:: Figure record extracts ::
○ ○ ○ ○

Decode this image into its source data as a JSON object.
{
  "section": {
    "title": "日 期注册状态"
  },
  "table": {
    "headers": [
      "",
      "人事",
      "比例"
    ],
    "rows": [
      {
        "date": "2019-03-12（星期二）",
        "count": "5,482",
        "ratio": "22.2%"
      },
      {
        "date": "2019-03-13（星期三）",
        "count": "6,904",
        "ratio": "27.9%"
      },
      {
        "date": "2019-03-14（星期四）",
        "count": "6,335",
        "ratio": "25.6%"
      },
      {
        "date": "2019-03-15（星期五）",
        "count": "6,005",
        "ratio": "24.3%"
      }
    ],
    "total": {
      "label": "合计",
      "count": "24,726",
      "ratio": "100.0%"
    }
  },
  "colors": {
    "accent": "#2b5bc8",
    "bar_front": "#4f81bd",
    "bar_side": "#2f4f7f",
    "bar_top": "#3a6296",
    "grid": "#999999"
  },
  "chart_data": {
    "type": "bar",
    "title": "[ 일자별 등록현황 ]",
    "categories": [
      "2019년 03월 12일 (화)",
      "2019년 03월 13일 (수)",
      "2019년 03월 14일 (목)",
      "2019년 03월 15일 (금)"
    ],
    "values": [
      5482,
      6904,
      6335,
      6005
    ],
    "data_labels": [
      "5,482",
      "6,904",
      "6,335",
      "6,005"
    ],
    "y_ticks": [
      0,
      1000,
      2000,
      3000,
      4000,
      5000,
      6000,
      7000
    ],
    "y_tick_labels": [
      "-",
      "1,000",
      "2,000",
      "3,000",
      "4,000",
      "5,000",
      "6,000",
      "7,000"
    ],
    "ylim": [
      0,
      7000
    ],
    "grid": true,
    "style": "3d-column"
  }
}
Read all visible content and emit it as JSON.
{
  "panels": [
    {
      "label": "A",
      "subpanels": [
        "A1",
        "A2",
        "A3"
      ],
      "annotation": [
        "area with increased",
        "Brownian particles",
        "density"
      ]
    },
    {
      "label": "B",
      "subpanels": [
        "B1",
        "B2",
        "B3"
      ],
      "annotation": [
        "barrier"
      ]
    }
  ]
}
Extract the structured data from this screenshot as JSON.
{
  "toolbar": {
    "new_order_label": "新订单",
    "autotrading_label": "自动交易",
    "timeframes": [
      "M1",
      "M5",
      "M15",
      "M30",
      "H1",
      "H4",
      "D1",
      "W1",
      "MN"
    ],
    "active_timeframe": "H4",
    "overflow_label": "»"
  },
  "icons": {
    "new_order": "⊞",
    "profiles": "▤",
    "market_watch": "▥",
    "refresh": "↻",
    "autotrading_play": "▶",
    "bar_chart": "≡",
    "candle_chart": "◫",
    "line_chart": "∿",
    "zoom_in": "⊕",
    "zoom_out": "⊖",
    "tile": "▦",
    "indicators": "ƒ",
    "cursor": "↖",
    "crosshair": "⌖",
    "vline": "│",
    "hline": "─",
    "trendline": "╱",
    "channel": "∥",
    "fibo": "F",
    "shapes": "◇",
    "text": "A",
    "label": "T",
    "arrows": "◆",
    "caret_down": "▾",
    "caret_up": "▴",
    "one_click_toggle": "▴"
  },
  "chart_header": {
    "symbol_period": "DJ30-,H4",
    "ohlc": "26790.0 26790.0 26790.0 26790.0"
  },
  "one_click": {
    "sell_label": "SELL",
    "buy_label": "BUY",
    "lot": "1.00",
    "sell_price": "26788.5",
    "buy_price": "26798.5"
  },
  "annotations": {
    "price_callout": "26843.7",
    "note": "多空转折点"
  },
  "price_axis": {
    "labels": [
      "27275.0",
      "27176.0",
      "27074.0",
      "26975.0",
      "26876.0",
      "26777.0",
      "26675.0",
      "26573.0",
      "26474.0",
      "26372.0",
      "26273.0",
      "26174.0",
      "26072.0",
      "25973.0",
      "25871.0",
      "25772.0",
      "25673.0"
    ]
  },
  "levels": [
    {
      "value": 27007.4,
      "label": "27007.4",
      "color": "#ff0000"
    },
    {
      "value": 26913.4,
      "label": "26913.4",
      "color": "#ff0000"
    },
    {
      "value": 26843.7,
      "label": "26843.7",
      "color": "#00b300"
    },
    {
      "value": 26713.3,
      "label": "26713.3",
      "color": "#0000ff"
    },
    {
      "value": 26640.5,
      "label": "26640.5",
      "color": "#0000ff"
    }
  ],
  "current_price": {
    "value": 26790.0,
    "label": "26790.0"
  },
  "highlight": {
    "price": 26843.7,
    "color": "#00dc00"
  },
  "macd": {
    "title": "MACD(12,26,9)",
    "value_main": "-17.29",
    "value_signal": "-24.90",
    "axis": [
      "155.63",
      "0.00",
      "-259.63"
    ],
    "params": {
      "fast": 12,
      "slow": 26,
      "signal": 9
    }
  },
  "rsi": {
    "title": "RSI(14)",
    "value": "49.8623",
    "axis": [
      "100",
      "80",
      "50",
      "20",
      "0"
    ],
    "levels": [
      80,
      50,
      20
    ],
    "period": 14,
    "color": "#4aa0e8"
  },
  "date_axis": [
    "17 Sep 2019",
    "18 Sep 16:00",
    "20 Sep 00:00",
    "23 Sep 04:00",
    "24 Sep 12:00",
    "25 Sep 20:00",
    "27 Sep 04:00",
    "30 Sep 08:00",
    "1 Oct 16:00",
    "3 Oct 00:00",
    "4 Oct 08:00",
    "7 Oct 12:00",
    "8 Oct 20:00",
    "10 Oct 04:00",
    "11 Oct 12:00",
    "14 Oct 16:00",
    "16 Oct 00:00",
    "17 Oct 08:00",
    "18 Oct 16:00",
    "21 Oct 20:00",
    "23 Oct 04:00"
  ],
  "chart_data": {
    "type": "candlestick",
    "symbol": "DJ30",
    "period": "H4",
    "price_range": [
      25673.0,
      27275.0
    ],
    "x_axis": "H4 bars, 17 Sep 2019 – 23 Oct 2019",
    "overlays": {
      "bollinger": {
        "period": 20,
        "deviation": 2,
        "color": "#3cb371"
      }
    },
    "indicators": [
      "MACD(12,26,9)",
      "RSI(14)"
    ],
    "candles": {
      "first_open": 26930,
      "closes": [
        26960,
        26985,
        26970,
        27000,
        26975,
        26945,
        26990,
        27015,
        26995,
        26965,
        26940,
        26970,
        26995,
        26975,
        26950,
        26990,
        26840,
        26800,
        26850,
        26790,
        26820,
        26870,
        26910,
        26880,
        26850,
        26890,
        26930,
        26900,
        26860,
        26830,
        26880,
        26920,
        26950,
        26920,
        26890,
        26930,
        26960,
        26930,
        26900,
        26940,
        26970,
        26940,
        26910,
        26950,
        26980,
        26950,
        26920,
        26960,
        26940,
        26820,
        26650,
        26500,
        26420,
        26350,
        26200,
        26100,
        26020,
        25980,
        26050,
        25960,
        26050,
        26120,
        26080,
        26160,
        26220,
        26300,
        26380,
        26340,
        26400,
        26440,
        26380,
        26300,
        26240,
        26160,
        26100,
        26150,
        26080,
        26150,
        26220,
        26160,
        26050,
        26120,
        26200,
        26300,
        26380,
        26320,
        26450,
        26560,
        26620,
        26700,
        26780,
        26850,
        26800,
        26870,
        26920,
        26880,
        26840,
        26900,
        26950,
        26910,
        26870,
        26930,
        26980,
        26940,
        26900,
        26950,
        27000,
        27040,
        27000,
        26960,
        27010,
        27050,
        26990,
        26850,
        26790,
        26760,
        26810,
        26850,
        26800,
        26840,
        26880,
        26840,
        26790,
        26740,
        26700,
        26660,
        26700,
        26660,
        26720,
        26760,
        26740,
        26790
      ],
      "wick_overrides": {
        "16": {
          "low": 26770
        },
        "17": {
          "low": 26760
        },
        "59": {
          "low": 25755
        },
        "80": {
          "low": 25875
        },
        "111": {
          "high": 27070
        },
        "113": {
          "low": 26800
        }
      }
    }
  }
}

○ ○ ○ ○

:: Short task ::
Using the records above, say how many lines include the string "ratio". Only the number is wanted.

:: Solution ::
5